The listing below is to be output in its exact form.
--- START EXERCISE INPUTS ---
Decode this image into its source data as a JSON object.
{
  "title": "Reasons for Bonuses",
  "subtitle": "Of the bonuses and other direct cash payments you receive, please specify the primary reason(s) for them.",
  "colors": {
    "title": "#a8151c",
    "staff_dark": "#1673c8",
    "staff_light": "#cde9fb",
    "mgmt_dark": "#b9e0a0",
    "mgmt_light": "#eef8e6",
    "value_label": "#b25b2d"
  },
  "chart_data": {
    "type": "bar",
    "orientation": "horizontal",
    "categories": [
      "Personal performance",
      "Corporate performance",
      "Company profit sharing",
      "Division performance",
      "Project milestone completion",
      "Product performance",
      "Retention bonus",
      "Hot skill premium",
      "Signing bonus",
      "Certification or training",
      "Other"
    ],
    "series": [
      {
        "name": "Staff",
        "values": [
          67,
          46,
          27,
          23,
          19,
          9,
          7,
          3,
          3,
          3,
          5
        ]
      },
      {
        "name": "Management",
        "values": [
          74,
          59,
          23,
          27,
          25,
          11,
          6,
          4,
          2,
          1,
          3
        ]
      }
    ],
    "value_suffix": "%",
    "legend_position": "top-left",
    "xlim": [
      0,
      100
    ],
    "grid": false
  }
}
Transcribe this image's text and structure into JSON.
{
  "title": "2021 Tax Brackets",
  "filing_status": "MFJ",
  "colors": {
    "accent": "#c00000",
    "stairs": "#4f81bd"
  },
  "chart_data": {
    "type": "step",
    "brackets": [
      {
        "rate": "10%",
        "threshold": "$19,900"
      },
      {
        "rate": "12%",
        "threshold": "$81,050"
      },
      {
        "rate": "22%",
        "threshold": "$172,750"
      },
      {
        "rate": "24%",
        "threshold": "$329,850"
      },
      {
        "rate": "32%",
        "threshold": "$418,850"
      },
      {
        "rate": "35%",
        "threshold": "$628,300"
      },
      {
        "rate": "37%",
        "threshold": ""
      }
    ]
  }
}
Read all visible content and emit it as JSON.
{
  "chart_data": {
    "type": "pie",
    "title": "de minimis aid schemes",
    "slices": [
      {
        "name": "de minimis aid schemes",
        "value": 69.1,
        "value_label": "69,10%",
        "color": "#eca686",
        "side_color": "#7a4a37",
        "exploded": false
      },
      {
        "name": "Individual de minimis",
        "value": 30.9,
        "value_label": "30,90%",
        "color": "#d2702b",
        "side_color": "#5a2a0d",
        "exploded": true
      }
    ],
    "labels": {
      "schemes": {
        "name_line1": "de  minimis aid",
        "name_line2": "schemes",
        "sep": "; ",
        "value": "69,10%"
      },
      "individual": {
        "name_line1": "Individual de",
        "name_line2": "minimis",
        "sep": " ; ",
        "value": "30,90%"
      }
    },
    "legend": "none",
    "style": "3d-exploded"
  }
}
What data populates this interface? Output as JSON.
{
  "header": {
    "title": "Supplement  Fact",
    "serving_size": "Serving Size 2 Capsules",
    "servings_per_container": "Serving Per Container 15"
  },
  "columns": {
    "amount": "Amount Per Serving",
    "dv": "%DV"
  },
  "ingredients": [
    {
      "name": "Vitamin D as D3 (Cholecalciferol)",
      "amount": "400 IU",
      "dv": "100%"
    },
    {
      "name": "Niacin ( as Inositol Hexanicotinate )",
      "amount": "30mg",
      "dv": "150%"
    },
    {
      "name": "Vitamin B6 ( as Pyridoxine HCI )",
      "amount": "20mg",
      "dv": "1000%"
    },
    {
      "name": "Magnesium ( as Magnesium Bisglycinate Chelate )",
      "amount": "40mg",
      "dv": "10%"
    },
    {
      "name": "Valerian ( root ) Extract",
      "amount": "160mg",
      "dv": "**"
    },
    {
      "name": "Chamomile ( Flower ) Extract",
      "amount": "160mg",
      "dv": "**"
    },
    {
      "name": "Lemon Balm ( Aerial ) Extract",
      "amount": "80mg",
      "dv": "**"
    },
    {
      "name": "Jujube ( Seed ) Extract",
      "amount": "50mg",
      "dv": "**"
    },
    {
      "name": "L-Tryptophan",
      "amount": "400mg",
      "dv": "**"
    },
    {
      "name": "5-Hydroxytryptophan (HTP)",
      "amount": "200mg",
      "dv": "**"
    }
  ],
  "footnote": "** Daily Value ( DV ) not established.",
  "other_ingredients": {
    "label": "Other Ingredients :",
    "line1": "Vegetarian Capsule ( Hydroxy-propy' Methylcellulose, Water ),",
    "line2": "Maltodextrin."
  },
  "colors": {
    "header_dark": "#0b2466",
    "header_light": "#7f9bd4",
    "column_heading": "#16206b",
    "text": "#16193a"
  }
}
--- END EXERCISE INPUTS ---
**THE SOLUTION**
Decode this image into its source data as a JSON object.
{
  "title": "Reasons for Bonuses",
  "subtitle": "Of the bonuses and other direct cash payments you receive, please specify the primary reason(s) for them.",
  "colors": {
    "title": "#a8151c",
    "staff_dark": "#1673c8",
    "staff_light": "#cde9fb",
    "mgmt_dark": "#b9e0a0",
    "mgmt_light": "#eef8e6",
    "value_label": "#b25b2d"
  },
  "chart_data": {
    "type": "bar",
    "orientation": "horizontal",
    "categories": [
      "Personal performance",
      "Corporate performance",
      "Company profit sharing",
      "Division performance",
      "Project milestone completion",
      "Product performance",
      "Retention bonus",
      "Hot skill premium",
      "Signing bonus",
      "Certification or training",
      "Other"
    ],
    "series": [
      {
        "name": "Staff",
        "values": [
          67,
          46,
          27,
          23,
          19,
          9,
          7,
          3,
          3,
          3,
          5
        ]
      },
      {
        "name": "Management",
        "values": [
          74,
          59,
          23,
          27,
          25,
          11,
          6,
          4,
          2,
          1,
          3
        ]
      }
    ],
    "value_suffix": "%",
    "legend_position": "top-left",
    "xlim": [
      0,
      100
    ],
    "grid": false
  }
}
Transcribe this image's text and structure into JSON.
{
  "title": "2021 Tax Brackets",
  "filing_status": "MFJ",
  "colors": {
    "accent": "#c00000",
    "stairs": "#4f81bd"
  },
  "chart_data": {
    "type": "step",
    "brackets": [
      {
        "rate": "10%",
        "threshold": "$19,900"
      },
      {
        "rate": "12%",
        "threshold": "$81,050"
      },
      {
        "rate": "22%",
        "threshold": "$172,750"
      },
      {
        "rate": "24%",
        "threshold": "$329,850"
      },
      {
        "rate": "32%",
        "threshold": "$418,850"
      },
      {
        "rate": "35%",
        "threshold": "$628,300"
      },
      {
        "rate": "37%",
        "threshold": ""
      }
    ]
  }
}
Read all visible content and emit it as JSON.
{
  "chart_data": {
    "type": "pie",
    "title": "de minimis aid schemes",
    "slices": [
      {
        "name": "de minimis aid schemes",
        "value": 69.1,
        "value_label": "69,10%",
        "color": "#eca686",
        "side_color": "#7a4a37",
        "exploded": false
      },
      {
        "name": "Individual de minimis",
        "value": 30.9,
        "value_label": "30,90%",
        "color": "#d2702b",
        "side_color": "#5a2a0d",
        "exploded": true
      }
    ],
    "labels": {
      "schemes": {
        "name_line1": "de  minimis aid",
        "name_line2": "schemes",
        "sep": "; ",
        "value": "69,10%"
      },
      "individual": {
        "name_line1": "Individual de",
        "name_line2": "minimis",
        "sep": " ; ",
        "value": "30,90%"
      }
    },
    "legend": "none",
    "style": "3d-exploded"
  }
}
What data populates this interface? Output as JSON.
{
  "header": {
    "title": "Supplement  Fact",
    "serving_size": "Serving Size 2 Capsules",
    "servings_per_container": "Serving Per Container 15"
  },
  "columns": {
    "amount": "Amount Per Serving",
    "dv": "%DV"
  },
  "ingredients": [
    {
      "name": "Vitamin D as D3 (Cholecalciferol)",
      "amount": "400 IU",
      "dv": "100%"
    },
    {
      "name": "Niacin ( as Inositol Hexanicotinate )",
      "amount": "30mg",
      "dv": "150%"
    },
    {
      "name": "Vitamin B6 ( as Pyridoxine HCI )",
      "amount": "20mg",
      "dv": "1000%"
    },
    {
      "name": "Magnesium ( as Magnesium Bisglycinate Chelate )",
      "amount": "40mg",
      "dv": "10%"
    },
    {
      "name": "Valerian ( root ) Extract",
      "amount": "160mg",
      "dv": "**"
    },
    {
      "name": "Chamomile ( Flower ) Extract",
      "amount": "160mg",
      "dv": "**"
    },
    {
      "name": "Lemon Balm ( Aerial ) Extract",
      "amount": "80mg",
      "dv": "**"
    },
    {
      "name": "Jujube ( Seed ) Extract",
      "amount": "50mg",
      "dv": "**"
    },
    {
      "name": "L-Tryptophan",
      "amount": "400mg",
      "dv": "**"
    },
    {
      "name": "5-Hydroxytryptophan (HTP)",
      "amount": "200mg",
      "dv": "**"
    }
  ],
  "footnote": "** Daily Value ( DV ) not established.",
  "other_ingredients": {
    "label": "Other Ingredients :",
    "line1": "Vegetarian Capsule ( Hydroxy-propy' Methylcellulose, Water ),",
    "line2": "Maltodextrin."
  },
  "colors": {
    "header_dark": "#0b2466",
    "header_light": "#7f9bd4",
    "column_heading": "#16206b",
    "text": "#16193a"
  }
}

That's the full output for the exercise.